> **Passage provided**:
+-------+

Newspoll says 53 to 47

Kind of snuck up; in the Oz here. Up from 52 to 48.

Like the others except Nielsen, it shows a large increase in Labor’s primary support at expense of Greens and others, and small one in two party preferred. As happens after leadership changes, whether they turn out to be a good or bad idea. (Am repeating self, yes.)

Dennis Shanahan puts the argument, as Peter van Onselen and others also have, that primary vote and preferred PM are the only things that wot matter.

No doubt that’s what the party “hardheads” believe, but that doesn’t make it true. They believe all sorts of things.

25 Responses to “Newspoll says 53 to 47

  1. Pat Hills says:

    So the “bounce” is about 6 points in primary based on the 3 polls since the coup.

    Lose half the “bounce” and its a toss-up election.

  2. Doug says:

    Depends if you beleve Morgan before the coup that showed a 3 point bounce in primary for the ALP largely from the others

  3. Geoff Lambert says:

    Regardless of their beliefs, they have pretty good number crunchers.

    Howard’s 1996 46-seat majority caught all except a few of us (ahem) by surprise, but it didn’t catch THEM by surprise. Both Gary Gray and the Liberal party equivalent (Lynton Crosby?) later confirmed that the numbers were exactly in line with their predictions and which had been constant for 6 months.

    In the NTR in 2007, I was sitting in front of Tim Gartrell at a time when all we had to work with were the Tasmanian rural booths. I pointed out to him what I thought were a couple of ominous drifts. “No…. they’re spot-on; we’re heading for a low to mid-eighties seat count.” And so it was.

+-------+

> **Recorded information**:
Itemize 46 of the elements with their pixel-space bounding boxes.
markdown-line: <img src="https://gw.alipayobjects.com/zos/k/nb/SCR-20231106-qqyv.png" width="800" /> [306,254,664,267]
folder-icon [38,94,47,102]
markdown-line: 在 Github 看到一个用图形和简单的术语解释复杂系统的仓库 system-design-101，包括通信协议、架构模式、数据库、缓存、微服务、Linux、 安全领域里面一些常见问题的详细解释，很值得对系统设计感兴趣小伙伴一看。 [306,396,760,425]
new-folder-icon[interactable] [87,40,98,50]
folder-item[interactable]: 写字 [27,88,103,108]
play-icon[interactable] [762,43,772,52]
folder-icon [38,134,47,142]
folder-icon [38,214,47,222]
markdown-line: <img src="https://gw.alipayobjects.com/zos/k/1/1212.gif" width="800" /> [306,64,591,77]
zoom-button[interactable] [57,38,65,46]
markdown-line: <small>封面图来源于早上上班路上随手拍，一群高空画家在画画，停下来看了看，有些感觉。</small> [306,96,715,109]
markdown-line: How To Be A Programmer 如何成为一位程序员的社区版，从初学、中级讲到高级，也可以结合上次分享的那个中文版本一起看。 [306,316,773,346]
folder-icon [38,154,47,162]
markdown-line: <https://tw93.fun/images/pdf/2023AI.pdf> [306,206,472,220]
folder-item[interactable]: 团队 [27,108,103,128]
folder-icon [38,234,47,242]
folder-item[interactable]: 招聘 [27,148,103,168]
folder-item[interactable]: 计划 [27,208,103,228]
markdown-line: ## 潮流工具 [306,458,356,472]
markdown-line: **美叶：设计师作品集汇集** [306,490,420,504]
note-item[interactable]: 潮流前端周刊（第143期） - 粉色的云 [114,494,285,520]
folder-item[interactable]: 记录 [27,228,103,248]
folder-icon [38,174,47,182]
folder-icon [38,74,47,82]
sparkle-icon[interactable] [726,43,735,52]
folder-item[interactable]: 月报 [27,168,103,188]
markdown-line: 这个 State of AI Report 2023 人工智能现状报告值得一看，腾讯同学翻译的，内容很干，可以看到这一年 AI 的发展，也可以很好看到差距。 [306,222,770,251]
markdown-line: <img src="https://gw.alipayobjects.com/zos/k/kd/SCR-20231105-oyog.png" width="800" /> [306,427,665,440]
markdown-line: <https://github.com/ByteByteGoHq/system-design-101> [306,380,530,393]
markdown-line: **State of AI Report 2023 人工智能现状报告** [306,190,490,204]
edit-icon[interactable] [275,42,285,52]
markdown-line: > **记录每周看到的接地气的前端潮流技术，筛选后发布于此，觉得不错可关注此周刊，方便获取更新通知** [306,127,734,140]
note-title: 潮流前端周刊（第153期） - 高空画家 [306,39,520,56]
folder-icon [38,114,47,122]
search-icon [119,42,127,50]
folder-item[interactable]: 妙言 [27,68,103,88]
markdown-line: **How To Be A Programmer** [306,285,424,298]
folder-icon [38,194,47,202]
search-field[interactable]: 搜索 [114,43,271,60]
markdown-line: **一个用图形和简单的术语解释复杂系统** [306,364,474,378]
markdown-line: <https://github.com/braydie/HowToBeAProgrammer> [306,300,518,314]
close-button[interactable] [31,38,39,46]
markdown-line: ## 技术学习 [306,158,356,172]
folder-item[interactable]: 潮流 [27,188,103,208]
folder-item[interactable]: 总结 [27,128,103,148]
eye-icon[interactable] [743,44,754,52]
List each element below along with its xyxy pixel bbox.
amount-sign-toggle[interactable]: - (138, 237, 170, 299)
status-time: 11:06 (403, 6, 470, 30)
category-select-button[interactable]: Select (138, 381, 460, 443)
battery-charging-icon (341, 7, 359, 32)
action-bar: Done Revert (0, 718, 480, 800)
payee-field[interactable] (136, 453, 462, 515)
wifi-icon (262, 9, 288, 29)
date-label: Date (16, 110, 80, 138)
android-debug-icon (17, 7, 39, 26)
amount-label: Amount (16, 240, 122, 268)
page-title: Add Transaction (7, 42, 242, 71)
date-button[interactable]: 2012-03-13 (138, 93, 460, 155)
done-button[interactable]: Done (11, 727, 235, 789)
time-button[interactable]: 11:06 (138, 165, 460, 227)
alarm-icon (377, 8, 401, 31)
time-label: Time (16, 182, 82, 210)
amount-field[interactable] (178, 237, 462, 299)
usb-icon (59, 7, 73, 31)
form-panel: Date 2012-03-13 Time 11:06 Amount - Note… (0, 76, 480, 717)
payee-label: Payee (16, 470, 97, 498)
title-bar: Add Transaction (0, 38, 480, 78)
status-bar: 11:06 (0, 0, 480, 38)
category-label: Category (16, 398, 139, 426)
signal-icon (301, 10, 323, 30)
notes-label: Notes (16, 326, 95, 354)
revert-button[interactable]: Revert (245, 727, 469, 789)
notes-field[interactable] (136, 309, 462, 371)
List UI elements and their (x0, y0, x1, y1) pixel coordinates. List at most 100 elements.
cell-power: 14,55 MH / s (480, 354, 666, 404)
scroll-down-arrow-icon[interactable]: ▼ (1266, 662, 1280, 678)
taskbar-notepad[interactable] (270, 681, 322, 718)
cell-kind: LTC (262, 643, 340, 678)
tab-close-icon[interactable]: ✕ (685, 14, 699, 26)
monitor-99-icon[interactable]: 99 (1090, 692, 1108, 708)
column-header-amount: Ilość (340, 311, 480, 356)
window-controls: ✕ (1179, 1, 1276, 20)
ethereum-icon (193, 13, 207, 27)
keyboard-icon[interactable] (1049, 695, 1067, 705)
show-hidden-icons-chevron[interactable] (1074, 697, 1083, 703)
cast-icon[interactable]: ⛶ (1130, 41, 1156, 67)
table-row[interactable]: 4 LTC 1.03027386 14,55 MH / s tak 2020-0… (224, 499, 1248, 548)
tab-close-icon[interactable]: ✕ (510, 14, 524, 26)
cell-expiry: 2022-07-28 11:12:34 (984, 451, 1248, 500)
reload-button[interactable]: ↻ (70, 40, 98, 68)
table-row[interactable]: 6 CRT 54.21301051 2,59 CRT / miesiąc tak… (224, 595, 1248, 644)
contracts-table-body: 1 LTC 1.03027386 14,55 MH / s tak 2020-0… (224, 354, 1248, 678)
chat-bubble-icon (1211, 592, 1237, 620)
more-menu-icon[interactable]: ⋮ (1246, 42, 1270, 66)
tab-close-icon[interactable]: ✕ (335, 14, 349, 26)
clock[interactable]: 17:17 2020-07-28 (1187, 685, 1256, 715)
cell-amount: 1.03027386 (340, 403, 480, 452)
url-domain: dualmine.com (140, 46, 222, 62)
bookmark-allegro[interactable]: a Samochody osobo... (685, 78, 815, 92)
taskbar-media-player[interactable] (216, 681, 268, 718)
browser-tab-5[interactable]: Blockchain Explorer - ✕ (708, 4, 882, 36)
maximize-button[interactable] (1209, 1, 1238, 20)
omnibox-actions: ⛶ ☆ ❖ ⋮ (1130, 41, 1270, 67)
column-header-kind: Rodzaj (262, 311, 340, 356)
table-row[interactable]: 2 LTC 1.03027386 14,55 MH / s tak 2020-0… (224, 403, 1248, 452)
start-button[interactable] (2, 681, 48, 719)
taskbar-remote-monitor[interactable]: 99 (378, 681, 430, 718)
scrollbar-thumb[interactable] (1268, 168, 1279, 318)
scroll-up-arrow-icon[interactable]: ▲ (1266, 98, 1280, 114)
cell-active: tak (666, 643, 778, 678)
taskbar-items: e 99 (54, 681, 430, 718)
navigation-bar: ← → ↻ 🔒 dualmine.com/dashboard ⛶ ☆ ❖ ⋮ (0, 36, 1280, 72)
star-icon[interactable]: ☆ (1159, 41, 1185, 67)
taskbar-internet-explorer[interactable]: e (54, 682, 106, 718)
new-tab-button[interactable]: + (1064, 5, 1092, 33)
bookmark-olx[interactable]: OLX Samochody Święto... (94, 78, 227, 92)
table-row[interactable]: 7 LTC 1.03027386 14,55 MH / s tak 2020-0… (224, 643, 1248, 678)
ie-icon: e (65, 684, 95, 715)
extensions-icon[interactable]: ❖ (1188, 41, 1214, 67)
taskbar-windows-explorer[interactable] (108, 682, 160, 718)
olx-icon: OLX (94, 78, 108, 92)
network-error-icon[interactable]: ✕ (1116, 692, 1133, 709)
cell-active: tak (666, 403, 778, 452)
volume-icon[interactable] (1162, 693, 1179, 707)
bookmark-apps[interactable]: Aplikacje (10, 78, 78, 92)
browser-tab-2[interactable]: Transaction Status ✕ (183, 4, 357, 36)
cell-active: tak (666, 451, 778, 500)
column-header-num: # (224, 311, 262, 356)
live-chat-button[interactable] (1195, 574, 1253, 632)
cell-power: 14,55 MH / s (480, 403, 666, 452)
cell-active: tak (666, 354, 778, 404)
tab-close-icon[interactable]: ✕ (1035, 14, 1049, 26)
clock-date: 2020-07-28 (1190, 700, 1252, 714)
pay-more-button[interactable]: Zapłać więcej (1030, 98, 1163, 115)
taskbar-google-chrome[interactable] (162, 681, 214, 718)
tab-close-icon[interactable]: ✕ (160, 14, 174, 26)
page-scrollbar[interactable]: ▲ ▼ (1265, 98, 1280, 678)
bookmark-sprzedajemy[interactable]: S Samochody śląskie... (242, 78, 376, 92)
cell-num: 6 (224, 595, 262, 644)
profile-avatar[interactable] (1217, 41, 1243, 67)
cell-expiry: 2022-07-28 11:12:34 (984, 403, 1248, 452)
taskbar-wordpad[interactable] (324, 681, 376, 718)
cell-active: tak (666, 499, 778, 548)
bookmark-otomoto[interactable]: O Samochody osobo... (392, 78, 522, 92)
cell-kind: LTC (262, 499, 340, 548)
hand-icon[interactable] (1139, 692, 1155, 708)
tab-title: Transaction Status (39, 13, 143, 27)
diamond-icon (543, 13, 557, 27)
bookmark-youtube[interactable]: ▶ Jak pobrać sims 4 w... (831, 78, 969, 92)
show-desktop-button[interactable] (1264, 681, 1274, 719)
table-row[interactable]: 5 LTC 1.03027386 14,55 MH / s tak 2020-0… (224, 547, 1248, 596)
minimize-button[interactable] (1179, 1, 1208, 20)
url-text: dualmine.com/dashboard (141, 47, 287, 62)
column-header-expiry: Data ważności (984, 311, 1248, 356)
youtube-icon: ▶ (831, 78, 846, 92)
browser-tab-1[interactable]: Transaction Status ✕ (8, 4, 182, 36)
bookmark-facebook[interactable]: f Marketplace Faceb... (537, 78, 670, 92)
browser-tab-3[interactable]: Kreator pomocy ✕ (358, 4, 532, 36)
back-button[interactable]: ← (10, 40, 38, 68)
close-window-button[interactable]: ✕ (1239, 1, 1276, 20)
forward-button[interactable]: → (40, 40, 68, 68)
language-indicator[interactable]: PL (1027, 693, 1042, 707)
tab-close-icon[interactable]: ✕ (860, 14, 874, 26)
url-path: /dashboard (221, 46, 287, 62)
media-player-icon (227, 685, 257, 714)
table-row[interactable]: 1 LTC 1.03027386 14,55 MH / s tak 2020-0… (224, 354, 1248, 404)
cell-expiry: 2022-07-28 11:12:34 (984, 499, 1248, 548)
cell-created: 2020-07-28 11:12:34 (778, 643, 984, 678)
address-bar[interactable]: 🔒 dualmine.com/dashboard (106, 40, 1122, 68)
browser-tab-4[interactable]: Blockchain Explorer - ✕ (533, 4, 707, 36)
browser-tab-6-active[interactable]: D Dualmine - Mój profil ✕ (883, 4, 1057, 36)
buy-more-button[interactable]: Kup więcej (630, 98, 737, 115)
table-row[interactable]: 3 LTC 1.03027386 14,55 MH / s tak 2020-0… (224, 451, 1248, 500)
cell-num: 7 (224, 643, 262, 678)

+-------+

> **Exercise task**:
Can you pick up the blog post on the 53 to 47 Newspoll result, comments included, and carry it on from its last sentence?

> **Result of this task**:
  4. Graeme says:

    Quite an exegetical rant from Mr Shanahan.

    Peter, will you add his ‘amateur and academic’ to your gentle description ‘alleged psephologist’?!

  5. chris gow says:

    So now all the smoke and mirrors have settled down there has been essentially no change in 2pp since the 2007 election and the whole ‘collapse in Labor support’ was actually about 5% who temporarily put down Green as their first choice to stir up the ALP about ETS/refugee policy and shifted back to Labor on the first vague promise of change.
    Abbott has no chance against Gillard and had next to none against Rudd – Peter, you are a smart man.

  6. Paul C. says:

    Policy vs Power.

    When Turnbull went last year, methinks it was over policy matters. Enough of the party disagreed with the support of the ETS to replace him as leader. Essentially it was about policy – yes, maybe coloured by personality. The policy was subsequently changed as a result of the party decision to change the leader.

    On the other hand, Rudd goes because the party ‘had lost its way’according to some. Yes, lost its way to staying on the gravy train and to staying in power. No mention of policy problems here. Just polls and power.

    The ruthlessness of Rudd’s demise and the crude reason for the action brings to mind the word ’stalinist’. Such a wonderful old fashioned word, but here it seems appropriate.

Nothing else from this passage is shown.